* _PROVIDED MATERIAL_:
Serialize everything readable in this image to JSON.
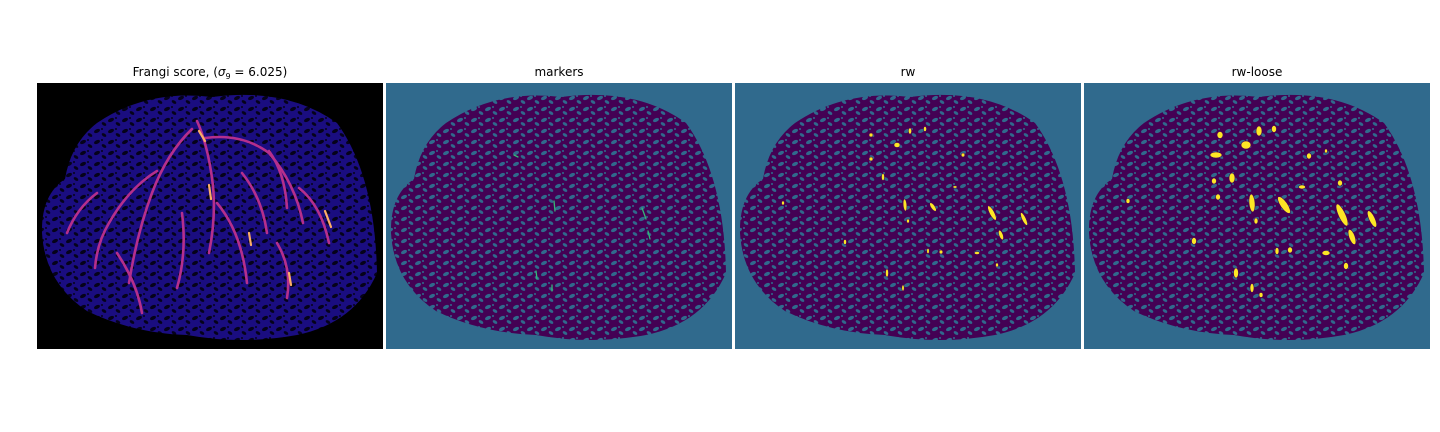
{
  "figure": {
    "panels": [
      {
        "title_prefix": "Frangi score, (",
        "title_sigma": "σ",
        "title_subscript": "9",
        "title_suffix": " = 6.025)",
        "background": "#000000",
        "colormap": "magma"
      },
      {
        "title": "markers",
        "background": "#306a8d"
      },
      {
        "title": "rw",
        "background": "#306a8d"
      },
      {
        "title": "rw-loose",
        "background": "#306a8d"
      }
    ]
  },
  "chart_data": [
    {
      "type": "heatmap",
      "title": "Frangi score, (σ9 = 6.025)",
      "colormap": "magma",
      "sigma": 6.025
    },
    {
      "type": "heatmap",
      "title": "markers",
      "palette": [
        "#440154",
        "#306a8d",
        "#35b779"
      ]
    },
    {
      "type": "heatmap",
      "title": "rw",
      "palette": [
        "#440154",
        "#306a8d",
        "#fde725"
      ]
    },
    {
      "type": "heatmap",
      "title": "rw-loose",
      "palette": [
        "#440154",
        "#306a8d",
        "#fde725"
      ]
    }
  ],
  "colors": {
    "tissue": "#440154",
    "background_teal": "#306a8d",
    "vessel_yellow": "#fde725",
    "vessel_green": "#35b779",
    "frangi_bg": "#000000",
    "frangi_low": "#1a0d80",
    "frangi_mid": "#b52f8c",
    "frangi_high": "#fcae66"
  }
}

* _WHAT THE TASK ASKS_:
Restate the listing above word for word, and skip the pictures.

* _RESPONSE BELOW_:
Serialize everything readable in this image to JSON.
{
  "figure": {
    "panels": [
      {
        "title_prefix": "Frangi score, (",
        "title_sigma": "σ",
        "title_subscript": "9",
        "title_suffix": " = 6.025)",
        "background": "#000000",
        "colormap": "magma"
      },
      {
        "title": "markers",
        "background": "#306a8d"
      },
      {
        "title": "rw",
        "background": "#306a8d"
      },
      {
        "title": "rw-loose",
        "background": "#306a8d"
      }
    ]
  },
  "chart_data": [
    {
      "type": "heatmap",
      "title": "Frangi score, (σ9 = 6.025)",
      "colormap": "magma",
      "sigma": 6.025
    },
    {
      "type": "heatmap",
      "title": "markers",
      "palette": [
        "#440154",
        "#306a8d",
        "#35b779"
      ]
    },
    {
      "type": "heatmap",
      "title": "rw",
      "palette": [
        "#440154",
        "#306a8d",
        "#fde725"
      ]
    },
    {
      "type": "heatmap",
      "title": "rw-loose",
      "palette": [
        "#440154",
        "#306a8d",
        "#fde725"
      ]
    }
  ],
  "colors": {
    "tissue": "#440154",
    "background_teal": "#306a8d",
    "vessel_yellow": "#fde725",
    "vessel_green": "#35b779",
    "frangi_bg": "#000000",
    "frangi_low": "#1a0d80",
    "frangi_mid": "#b52f8c",
    "frangi_high": "#fcae66"
  }
}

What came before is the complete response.